[Stored data]
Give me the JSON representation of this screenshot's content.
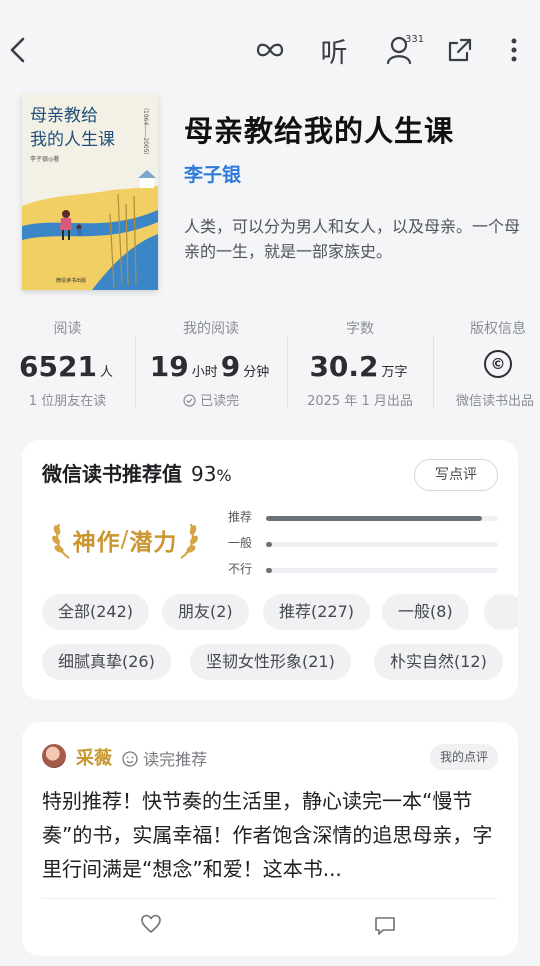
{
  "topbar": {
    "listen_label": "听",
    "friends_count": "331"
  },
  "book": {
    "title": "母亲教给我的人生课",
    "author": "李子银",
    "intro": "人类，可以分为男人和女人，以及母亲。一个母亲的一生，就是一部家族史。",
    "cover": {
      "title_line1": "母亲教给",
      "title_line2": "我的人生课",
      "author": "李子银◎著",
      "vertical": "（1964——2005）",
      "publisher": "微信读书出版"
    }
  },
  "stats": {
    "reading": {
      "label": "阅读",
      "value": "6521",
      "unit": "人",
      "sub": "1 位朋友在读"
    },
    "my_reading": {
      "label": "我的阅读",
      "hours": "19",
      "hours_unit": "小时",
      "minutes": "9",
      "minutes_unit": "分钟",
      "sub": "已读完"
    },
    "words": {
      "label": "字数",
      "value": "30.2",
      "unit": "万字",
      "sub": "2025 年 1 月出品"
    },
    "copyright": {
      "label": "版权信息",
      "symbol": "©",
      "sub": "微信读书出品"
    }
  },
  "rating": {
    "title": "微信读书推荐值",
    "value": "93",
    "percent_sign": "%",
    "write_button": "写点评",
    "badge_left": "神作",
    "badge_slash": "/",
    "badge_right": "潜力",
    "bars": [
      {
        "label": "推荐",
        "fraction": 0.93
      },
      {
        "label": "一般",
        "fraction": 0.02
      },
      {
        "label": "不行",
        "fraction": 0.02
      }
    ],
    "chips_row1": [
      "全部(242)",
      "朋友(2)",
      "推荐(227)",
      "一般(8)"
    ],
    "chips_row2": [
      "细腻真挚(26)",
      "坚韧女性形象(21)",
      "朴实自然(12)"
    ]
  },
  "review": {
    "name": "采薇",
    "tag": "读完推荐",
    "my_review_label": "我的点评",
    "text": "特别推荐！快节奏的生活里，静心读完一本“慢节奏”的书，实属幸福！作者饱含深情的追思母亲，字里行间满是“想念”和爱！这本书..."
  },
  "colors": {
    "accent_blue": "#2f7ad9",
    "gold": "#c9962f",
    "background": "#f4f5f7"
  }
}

- **Exercise**: Copy the data exactly. Any picture it contains is to be omitted.

- **Complete response**:
Give me the JSON representation of this screenshot's content.
{
  "topbar": {
    "listen_label": "听",
    "friends_count": "331"
  },
  "book": {
    "title": "母亲教给我的人生课",
    "author": "李子银",
    "intro": "人类，可以分为男人和女人，以及母亲。一个母亲的一生，就是一部家族史。",
    "cover": {
      "title_line1": "母亲教给",
      "title_line2": "我的人生课",
      "author": "李子银◎著",
      "vertical": "（1964——2005）",
      "publisher": "微信读书出版"
    }
  },
  "stats": {
    "reading": {
      "label": "阅读",
      "value": "6521",
      "unit": "人",
      "sub": "1 位朋友在读"
    },
    "my_reading": {
      "label": "我的阅读",
      "hours": "19",
      "hours_unit": "小时",
      "minutes": "9",
      "minutes_unit": "分钟",
      "sub": "已读完"
    },
    "words": {
      "label": "字数",
      "value": "30.2",
      "unit": "万字",
      "sub": "2025 年 1 月出品"
    },
    "copyright": {
      "label": "版权信息",
      "symbol": "©",
      "sub": "微信读书出品"
    }
  },
  "rating": {
    "title": "微信读书推荐值",
    "value": "93",
    "percent_sign": "%",
    "write_button": "写点评",
    "badge_left": "神作",
    "badge_slash": "/",
    "badge_right": "潜力",
    "bars": [
      {
        "label": "推荐",
        "fraction": 0.93
      },
      {
        "label": "一般",
        "fraction": 0.02
      },
      {
        "label": "不行",
        "fraction": 0.02
      }
    ],
    "chips_row1": [
      "全部(242)",
      "朋友(2)",
      "推荐(227)",
      "一般(8)"
    ],
    "chips_row2": [
      "细腻真挚(26)",
      "坚韧女性形象(21)",
      "朴实自然(12)"
    ]
  },
  "review": {
    "name": "采薇",
    "tag": "读完推荐",
    "my_review_label": "我的点评",
    "text": "特别推荐！快节奏的生活里，静心读完一本“慢节奏”的书，实属幸福！作者饱含深情的追思母亲，字里行间满是“想念”和爱！这本书..."
  },
  "colors": {
    "accent_blue": "#2f7ad9",
    "gold": "#c9962f",
    "background": "#f4f5f7"
  }
}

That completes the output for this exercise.